# Exercise directions:
Go through the records underneath and write each one out again exactly.

** Start of Supplied records **

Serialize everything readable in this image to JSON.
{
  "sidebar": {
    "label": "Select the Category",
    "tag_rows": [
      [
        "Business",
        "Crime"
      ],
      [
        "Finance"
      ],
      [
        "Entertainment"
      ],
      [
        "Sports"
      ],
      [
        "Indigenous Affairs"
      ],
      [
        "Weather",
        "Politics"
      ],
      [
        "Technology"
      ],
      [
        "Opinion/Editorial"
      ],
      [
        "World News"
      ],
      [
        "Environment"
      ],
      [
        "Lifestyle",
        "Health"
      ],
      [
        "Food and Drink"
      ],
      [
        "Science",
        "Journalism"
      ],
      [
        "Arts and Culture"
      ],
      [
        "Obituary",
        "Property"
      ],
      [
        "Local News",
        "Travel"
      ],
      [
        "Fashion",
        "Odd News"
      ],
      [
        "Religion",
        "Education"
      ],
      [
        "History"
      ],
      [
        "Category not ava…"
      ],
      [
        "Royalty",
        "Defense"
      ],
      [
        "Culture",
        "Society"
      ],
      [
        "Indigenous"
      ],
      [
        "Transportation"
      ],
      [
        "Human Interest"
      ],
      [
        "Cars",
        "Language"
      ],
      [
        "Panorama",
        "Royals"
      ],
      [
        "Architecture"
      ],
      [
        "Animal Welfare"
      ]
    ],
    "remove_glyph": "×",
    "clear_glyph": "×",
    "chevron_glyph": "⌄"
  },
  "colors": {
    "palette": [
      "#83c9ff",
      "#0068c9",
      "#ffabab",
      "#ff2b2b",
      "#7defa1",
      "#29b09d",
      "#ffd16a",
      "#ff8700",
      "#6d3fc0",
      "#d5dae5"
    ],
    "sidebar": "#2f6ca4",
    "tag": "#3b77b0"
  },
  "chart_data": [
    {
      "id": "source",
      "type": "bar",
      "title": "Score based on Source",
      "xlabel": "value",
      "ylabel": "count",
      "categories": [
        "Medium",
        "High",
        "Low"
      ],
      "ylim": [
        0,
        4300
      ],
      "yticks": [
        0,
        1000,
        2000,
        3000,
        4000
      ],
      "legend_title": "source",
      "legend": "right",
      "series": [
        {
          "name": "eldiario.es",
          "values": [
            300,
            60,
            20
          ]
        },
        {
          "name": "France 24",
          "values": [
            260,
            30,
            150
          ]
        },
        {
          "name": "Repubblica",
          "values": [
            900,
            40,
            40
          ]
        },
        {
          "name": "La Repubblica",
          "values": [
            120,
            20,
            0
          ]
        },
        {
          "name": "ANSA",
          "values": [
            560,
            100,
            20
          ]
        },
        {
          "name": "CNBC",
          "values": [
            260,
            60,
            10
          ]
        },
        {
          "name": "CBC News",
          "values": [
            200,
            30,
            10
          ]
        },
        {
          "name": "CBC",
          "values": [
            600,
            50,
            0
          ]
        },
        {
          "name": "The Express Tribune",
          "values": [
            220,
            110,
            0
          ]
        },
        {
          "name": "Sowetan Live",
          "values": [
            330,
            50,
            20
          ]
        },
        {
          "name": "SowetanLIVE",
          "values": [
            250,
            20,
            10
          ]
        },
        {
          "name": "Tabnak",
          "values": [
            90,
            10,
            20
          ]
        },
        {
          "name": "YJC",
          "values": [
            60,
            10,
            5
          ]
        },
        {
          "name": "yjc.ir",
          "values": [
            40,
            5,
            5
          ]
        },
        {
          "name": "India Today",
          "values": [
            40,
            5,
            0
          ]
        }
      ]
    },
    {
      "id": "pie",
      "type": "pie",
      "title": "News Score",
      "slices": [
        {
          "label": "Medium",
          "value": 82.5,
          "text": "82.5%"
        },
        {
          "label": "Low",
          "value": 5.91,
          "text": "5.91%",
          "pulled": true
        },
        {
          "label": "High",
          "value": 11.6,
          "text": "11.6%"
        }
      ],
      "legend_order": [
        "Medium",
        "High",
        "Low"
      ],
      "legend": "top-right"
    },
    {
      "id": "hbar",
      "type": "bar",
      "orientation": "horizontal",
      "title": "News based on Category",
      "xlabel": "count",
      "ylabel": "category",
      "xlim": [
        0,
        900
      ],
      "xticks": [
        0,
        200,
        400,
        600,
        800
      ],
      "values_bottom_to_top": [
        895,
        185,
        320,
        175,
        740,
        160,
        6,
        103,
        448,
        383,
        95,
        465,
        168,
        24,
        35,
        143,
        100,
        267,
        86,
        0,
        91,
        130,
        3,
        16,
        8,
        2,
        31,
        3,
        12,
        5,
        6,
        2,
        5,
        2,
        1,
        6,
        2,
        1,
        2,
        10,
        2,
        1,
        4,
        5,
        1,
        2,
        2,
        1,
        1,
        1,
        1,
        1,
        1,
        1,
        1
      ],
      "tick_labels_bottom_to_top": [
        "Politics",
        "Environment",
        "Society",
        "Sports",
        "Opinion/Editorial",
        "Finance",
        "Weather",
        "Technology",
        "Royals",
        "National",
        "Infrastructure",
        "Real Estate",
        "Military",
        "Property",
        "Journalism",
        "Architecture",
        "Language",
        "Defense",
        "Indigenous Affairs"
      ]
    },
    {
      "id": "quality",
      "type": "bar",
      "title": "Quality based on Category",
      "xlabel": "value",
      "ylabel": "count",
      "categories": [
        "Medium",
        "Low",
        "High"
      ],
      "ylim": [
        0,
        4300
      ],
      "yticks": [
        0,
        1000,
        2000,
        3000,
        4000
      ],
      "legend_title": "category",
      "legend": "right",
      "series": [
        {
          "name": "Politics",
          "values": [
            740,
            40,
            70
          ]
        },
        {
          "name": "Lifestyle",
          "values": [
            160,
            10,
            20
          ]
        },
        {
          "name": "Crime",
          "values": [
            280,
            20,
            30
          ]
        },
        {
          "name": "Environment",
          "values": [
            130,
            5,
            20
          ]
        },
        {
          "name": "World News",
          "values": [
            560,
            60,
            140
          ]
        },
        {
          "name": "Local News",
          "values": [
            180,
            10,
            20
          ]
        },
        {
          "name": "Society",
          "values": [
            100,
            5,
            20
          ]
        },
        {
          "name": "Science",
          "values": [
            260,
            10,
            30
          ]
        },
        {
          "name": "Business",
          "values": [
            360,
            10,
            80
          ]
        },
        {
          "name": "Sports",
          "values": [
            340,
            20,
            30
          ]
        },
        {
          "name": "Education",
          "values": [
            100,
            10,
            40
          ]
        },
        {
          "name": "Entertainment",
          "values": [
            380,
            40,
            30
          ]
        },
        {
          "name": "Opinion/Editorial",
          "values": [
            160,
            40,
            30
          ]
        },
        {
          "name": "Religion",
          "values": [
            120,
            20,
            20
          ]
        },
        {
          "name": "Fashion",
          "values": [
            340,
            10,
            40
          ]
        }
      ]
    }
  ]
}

** End of Supplied records **

# Exercise response:
Serialize everything readable in this image to JSON.
{
  "sidebar": {
    "label": "Select the Category",
    "tag_rows": [
      [
        "Business",
        "Crime"
      ],
      [
        "Finance"
      ],
      [
        "Entertainment"
      ],
      [
        "Sports"
      ],
      [
        "Indigenous Affairs"
      ],
      [
        "Weather",
        "Politics"
      ],
      [
        "Technology"
      ],
      [
        "Opinion/Editorial"
      ],
      [
        "World News"
      ],
      [
        "Environment"
      ],
      [
        "Lifestyle",
        "Health"
      ],
      [
        "Food and Drink"
      ],
      [
        "Science",
        "Journalism"
      ],
      [
        "Arts and Culture"
      ],
      [
        "Obituary",
        "Property"
      ],
      [
        "Local News",
        "Travel"
      ],
      [
        "Fashion",
        "Odd News"
      ],
      [
        "Religion",
        "Education"
      ],
      [
        "History"
      ],
      [
        "Category not ava…"
      ],
      [
        "Royalty",
        "Defense"
      ],
      [
        "Culture",
        "Society"
      ],
      [
        "Indigenous"
      ],
      [
        "Transportation"
      ],
      [
        "Human Interest"
      ],
      [
        "Cars",
        "Language"
      ],
      [
        "Panorama",
        "Royals"
      ],
      [
        "Architecture"
      ],
      [
        "Animal Welfare"
      ]
    ],
    "remove_glyph": "×",
    "clear_glyph": "×",
    "chevron_glyph": "⌄"
  },
  "colors": {
    "palette": [
      "#83c9ff",
      "#0068c9",
      "#ffabab",
      "#ff2b2b",
      "#7defa1",
      "#29b09d",
      "#ffd16a",
      "#ff8700",
      "#6d3fc0",
      "#d5dae5"
    ],
    "sidebar": "#2f6ca4",
    "tag": "#3b77b0"
  },
  "chart_data": [
    {
      "id": "source",
      "type": "bar",
      "title": "Score based on Source",
      "xlabel": "value",
      "ylabel": "count",
      "categories": [
        "Medium",
        "High",
        "Low"
      ],
      "ylim": [
        0,
        4300
      ],
      "yticks": [
        0,
        1000,
        2000,
        3000,
        4000
      ],
      "legend_title": "source",
      "legend": "right",
      "series": [
        {
          "name": "eldiario.es",
          "values": [
            300,
            60,
            20
          ]
        },
        {
          "name": "France 24",
          "values": [
            260,
            30,
            150
          ]
        },
        {
          "name": "Repubblica",
          "values": [
            900,
            40,
            40
          ]
        },
        {
          "name": "La Repubblica",
          "values": [
            120,
            20,
            0
          ]
        },
        {
          "name": "ANSA",
          "values": [
            560,
            100,
            20
          ]
        },
        {
          "name": "CNBC",
          "values": [
            260,
            60,
            10
          ]
        },
        {
          "name": "CBC News",
          "values": [
            200,
            30,
            10
          ]
        },
        {
          "name": "CBC",
          "values": [
            600,
            50,
            0
          ]
        },
        {
          "name": "The Express Tribune",
          "values": [
            220,
            110,
            0
          ]
        },
        {
          "name": "Sowetan Live",
          "values": [
            330,
            50,
            20
          ]
        },
        {
          "name": "SowetanLIVE",
          "values": [
            250,
            20,
            10
          ]
        },
        {
          "name": "Tabnak",
          "values": [
            90,
            10,
            20
          ]
        },
        {
          "name": "YJC",
          "values": [
            60,
            10,
            5
          ]
        },
        {
          "name": "yjc.ir",
          "values": [
            40,
            5,
            5
          ]
        },
        {
          "name": "India Today",
          "values": [
            40,
            5,
            0
          ]
        }
      ]
    },
    {
      "id": "pie",
      "type": "pie",
      "title": "News Score",
      "slices": [
        {
          "label": "Medium",
          "value": 82.5,
          "text": "82.5%"
        },
        {
          "label": "Low",
          "value": 5.91,
          "text": "5.91%",
          "pulled": true
        },
        {
          "label": "High",
          "value": 11.6,
          "text": "11.6%"
        }
      ],
      "legend_order": [
        "Medium",
        "High",
        "Low"
      ],
      "legend": "top-right"
    },
    {
      "id": "hbar",
      "type": "bar",
      "orientation": "horizontal",
      "title": "News based on Category",
      "xlabel": "count",
      "ylabel": "category",
      "xlim": [
        0,
        900
      ],
      "xticks": [
        0,
        200,
        400,
        600,
        800
      ],
      "values_bottom_to_top": [
        895,
        185,
        320,
        175,
        740,
        160,
        6,
        103,
        448,
        383,
        95,
        465,
        168,
        24,
        35,
        143,
        100,
        267,
        86,
        0,
        91,
        130,
        3,
        16,
        8,
        2,
        31,
        3,
        12,
        5,
        6,
        2,
        5,
        2,
        1,
        6,
        2,
        1,
        2,
        10,
        2,
        1,
        4,
        5,
        1,
        2,
        2,
        1,
        1,
        1,
        1,
        1,
        1,
        1,
        1
      ],
      "tick_labels_bottom_to_top": [
        "Politics",
        "Environment",
        "Society",
        "Sports",
        "Opinion/Editorial",
        "Finance",
        "Weather",
        "Technology",
        "Royals",
        "National",
        "Infrastructure",
        "Real Estate",
        "Military",
        "Property",
        "Journalism",
        "Architecture",
        "Language",
        "Defense",
        "Indigenous Affairs"
      ]
    },
    {
      "id": "quality",
      "type": "bar",
      "title": "Quality based on Category",
      "xlabel": "value",
      "ylabel": "count",
      "categories": [
        "Medium",
        "Low",
        "High"
      ],
      "ylim": [
        0,
        4300
      ],
      "yticks": [
        0,
        1000,
        2000,
        3000,
        4000
      ],
      "legend_title": "category",
      "legend": "right",
      "series": [
        {
          "name": "Politics",
          "values": [
            740,
            40,
            70
          ]
        },
        {
          "name": "Lifestyle",
          "values": [
            160,
            10,
            20
          ]
        },
        {
          "name": "Crime",
          "values": [
            280,
            20,
            30
          ]
        },
        {
          "name": "Environment",
          "values": [
            130,
            5,
            20
          ]
        },
        {
          "name": "World News",
          "values": [
            560,
            60,
            140
          ]
        },
        {
          "name": "Local News",
          "values": [
            180,
            10,
            20
          ]
        },
        {
          "name": "Society",
          "values": [
            100,
            5,
            20
          ]
        },
        {
          "name": "Science",
          "values": [
            260,
            10,
            30
          ]
        },
        {
          "name": "Business",
          "values": [
            360,
            10,
            80
          ]
        },
        {
          "name": "Sports",
          "values": [
            340,
            20,
            30
          ]
        },
        {
          "name": "Education",
          "values": [
            100,
            10,
            40
          ]
        },
        {
          "name": "Entertainment",
          "values": [
            380,
            40,
            30
          ]
        },
        {
          "name": "Opinion/Editorial",
          "values": [
            160,
            40,
            30
          ]
        },
        {
          "name": "Religion",
          "values": [
            120,
            20,
            20
          ]
        },
        {
          "name": "Fashion",
          "values": [
            340,
            10,
            40
          ]
        }
      ]
    }
  ]
}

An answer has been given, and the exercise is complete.